(Chart and figure data)
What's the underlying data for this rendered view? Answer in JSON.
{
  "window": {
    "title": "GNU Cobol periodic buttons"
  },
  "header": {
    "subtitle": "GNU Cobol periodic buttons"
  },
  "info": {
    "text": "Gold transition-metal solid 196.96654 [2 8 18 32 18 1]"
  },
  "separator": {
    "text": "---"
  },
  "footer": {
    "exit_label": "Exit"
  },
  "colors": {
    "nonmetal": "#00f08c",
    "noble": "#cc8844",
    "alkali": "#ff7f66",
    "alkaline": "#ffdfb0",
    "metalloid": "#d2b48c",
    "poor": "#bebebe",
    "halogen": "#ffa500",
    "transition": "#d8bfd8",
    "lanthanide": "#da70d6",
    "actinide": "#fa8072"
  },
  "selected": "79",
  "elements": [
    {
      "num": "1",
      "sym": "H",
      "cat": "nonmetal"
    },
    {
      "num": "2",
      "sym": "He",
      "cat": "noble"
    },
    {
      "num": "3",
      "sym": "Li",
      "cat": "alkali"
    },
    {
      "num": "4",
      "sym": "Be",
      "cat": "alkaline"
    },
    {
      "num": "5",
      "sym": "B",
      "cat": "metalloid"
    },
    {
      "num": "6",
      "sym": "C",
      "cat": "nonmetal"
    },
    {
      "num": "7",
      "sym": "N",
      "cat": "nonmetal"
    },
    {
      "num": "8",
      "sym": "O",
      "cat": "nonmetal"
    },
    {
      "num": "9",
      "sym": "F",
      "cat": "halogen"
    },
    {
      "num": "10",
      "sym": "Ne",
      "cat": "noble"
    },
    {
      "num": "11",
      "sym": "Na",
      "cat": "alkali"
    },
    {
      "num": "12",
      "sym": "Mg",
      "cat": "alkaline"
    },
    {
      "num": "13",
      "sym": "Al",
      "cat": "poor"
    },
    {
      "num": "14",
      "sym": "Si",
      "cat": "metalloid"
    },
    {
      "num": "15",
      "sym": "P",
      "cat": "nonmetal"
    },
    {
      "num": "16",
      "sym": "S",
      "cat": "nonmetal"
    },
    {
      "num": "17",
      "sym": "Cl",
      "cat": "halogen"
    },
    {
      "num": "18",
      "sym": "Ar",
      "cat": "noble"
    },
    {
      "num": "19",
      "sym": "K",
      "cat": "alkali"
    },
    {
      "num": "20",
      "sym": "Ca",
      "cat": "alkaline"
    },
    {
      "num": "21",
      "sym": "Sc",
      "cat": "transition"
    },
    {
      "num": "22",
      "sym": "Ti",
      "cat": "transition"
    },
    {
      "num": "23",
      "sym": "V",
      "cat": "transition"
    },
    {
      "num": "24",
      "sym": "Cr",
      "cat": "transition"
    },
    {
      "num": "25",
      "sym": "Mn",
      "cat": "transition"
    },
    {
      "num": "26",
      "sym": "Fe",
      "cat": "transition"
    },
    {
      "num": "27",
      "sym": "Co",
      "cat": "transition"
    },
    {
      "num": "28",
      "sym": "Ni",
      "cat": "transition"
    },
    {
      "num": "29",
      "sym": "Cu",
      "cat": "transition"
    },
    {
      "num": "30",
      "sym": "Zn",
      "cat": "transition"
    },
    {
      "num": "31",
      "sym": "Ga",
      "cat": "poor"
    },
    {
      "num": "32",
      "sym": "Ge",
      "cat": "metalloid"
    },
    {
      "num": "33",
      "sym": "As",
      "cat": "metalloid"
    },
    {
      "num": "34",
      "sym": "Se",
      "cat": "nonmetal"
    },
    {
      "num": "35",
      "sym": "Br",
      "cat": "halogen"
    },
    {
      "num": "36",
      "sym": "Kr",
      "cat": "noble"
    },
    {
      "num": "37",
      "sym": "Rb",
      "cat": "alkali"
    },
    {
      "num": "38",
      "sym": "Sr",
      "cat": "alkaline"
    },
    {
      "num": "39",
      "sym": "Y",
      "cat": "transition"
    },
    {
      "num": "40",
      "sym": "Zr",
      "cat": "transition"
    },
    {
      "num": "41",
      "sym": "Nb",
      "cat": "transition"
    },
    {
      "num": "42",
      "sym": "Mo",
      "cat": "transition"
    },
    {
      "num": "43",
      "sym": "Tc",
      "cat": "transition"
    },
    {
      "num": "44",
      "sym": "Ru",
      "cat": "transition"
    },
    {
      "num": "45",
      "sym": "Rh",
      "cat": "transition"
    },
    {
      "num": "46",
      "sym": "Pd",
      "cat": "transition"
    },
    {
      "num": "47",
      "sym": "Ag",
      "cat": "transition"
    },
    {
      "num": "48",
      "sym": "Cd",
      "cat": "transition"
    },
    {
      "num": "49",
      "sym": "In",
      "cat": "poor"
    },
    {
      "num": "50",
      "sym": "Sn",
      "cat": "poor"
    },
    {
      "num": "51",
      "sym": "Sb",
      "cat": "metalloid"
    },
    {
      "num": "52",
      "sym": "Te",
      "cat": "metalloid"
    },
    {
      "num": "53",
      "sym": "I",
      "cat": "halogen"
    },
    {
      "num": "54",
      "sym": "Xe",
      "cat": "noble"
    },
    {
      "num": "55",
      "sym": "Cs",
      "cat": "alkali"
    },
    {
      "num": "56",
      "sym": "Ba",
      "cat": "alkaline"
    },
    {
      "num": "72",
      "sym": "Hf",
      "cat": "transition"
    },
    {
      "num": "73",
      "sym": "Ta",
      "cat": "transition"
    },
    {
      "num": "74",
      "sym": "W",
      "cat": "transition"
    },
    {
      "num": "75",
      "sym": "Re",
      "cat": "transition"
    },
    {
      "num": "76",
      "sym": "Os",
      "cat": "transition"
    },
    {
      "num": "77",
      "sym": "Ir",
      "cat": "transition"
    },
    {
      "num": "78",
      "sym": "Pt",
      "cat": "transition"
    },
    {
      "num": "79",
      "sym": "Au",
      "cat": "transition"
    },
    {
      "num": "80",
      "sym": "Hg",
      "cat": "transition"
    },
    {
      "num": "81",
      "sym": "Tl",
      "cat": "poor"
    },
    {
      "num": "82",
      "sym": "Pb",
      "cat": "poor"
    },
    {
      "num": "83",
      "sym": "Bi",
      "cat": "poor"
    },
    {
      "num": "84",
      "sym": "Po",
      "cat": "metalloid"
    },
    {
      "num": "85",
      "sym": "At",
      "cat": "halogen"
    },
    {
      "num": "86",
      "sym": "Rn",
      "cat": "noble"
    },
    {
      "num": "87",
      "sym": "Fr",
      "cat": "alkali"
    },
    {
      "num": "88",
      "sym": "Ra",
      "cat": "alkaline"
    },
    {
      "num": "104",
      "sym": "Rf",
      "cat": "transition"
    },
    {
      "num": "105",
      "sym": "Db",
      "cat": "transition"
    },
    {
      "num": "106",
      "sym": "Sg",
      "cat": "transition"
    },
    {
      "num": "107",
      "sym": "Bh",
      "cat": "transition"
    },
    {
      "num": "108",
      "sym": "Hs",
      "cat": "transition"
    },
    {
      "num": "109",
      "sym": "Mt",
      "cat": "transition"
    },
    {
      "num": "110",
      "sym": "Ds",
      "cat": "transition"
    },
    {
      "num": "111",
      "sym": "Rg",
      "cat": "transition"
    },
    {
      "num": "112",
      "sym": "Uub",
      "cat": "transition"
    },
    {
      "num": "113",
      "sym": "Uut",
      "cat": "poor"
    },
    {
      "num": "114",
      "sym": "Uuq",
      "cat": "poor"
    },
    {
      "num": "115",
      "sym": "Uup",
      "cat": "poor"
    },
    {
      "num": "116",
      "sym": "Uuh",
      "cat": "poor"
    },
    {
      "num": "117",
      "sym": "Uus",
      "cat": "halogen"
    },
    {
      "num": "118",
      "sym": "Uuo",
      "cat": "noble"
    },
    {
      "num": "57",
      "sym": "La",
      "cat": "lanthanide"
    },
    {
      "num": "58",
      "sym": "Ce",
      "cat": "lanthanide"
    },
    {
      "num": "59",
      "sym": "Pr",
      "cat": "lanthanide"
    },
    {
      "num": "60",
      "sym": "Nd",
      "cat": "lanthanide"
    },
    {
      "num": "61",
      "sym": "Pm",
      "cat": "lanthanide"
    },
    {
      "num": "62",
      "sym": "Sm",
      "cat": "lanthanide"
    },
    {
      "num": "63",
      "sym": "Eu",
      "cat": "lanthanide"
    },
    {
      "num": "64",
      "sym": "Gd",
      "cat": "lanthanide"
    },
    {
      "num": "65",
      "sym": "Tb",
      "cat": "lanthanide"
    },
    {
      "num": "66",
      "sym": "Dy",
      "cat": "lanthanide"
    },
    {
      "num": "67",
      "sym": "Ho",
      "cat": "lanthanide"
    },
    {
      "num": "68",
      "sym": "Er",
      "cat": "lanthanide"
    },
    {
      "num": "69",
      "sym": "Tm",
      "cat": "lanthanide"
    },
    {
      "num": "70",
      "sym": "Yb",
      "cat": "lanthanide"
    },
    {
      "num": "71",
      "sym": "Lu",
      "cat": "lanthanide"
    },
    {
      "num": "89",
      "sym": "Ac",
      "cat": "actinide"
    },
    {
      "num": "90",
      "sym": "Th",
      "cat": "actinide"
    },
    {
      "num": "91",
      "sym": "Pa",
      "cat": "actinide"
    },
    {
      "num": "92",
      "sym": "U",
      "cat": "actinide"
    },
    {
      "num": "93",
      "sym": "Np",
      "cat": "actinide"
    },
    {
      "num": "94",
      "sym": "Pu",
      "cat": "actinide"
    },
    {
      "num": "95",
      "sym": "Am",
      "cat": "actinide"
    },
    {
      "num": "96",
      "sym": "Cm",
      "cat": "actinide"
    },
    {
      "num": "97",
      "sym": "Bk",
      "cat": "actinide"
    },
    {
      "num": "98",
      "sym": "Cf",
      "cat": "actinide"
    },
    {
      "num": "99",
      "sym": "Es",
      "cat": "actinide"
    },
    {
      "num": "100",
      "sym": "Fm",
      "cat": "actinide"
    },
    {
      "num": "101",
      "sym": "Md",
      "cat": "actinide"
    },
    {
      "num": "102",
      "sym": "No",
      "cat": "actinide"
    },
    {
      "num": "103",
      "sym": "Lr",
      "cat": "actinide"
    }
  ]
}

__Exercise description__:
Search the data for "periodic" and list every line in which it occurs.

__Solution below__:
    "title": "GNU Cobol periodic buttons"
    "subtitle": "GNU Cobol periodic buttons"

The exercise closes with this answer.